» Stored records
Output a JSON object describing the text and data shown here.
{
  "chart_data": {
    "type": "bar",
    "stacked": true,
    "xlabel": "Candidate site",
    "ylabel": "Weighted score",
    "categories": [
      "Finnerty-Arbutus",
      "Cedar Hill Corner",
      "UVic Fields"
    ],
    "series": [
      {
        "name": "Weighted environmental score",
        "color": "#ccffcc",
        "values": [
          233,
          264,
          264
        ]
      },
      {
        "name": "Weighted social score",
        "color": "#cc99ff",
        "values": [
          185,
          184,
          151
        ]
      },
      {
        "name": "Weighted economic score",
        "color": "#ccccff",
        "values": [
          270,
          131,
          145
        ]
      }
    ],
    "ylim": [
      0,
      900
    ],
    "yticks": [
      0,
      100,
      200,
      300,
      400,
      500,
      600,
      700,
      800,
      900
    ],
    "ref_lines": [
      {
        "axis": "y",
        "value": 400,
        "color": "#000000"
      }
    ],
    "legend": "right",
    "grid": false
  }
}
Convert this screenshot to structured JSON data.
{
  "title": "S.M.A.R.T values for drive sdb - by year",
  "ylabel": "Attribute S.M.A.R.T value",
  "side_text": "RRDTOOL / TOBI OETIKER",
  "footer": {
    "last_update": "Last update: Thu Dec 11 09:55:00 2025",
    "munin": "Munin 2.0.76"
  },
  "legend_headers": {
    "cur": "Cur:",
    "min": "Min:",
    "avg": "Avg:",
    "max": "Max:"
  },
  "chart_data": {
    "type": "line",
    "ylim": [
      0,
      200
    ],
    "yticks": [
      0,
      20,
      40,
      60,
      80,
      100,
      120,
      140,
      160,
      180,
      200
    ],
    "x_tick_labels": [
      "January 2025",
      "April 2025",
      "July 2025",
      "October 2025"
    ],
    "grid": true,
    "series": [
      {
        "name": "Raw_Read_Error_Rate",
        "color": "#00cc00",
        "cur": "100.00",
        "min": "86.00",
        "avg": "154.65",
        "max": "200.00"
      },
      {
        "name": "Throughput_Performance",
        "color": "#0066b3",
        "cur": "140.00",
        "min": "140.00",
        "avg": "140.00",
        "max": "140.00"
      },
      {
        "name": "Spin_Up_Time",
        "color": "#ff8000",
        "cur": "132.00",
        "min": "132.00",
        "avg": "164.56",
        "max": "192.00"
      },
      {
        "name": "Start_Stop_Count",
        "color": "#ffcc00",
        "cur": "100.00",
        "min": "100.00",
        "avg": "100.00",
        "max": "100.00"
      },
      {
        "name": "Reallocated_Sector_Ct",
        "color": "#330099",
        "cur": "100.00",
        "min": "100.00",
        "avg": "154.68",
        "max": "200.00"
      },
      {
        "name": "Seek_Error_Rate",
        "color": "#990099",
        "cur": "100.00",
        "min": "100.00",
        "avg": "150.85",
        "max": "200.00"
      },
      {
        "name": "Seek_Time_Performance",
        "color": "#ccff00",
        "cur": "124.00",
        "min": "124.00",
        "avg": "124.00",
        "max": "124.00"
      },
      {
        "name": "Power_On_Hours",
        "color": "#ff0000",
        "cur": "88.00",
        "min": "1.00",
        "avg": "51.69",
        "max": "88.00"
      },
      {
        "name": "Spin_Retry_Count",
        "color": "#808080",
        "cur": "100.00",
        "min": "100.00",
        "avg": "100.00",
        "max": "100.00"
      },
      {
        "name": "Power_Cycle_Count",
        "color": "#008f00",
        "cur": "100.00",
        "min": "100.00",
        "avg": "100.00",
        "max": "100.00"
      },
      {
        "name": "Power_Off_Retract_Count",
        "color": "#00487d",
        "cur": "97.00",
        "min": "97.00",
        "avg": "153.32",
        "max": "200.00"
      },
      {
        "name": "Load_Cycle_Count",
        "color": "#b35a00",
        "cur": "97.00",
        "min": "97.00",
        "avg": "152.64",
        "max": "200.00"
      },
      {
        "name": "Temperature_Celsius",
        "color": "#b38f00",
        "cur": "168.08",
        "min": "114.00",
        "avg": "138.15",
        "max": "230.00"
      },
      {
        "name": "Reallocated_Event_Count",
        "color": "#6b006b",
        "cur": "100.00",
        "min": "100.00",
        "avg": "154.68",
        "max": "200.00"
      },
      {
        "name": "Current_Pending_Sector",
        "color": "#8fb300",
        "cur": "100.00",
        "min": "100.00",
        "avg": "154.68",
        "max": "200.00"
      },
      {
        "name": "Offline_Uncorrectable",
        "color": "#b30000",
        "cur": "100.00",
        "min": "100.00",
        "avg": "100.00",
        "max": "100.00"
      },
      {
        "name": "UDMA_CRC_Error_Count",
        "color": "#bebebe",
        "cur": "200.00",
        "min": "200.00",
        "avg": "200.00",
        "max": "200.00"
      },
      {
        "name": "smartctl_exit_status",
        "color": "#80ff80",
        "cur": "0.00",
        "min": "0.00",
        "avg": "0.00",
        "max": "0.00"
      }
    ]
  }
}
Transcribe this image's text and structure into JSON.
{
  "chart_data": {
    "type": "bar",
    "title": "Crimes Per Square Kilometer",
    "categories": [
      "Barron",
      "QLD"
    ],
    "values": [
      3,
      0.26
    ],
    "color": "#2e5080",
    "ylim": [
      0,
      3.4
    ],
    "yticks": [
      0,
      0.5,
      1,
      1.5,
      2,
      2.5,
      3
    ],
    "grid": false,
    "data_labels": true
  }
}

» Work instructions
Only the number is wanted: how many lines of the material above include the word "score"?

» Full answer
4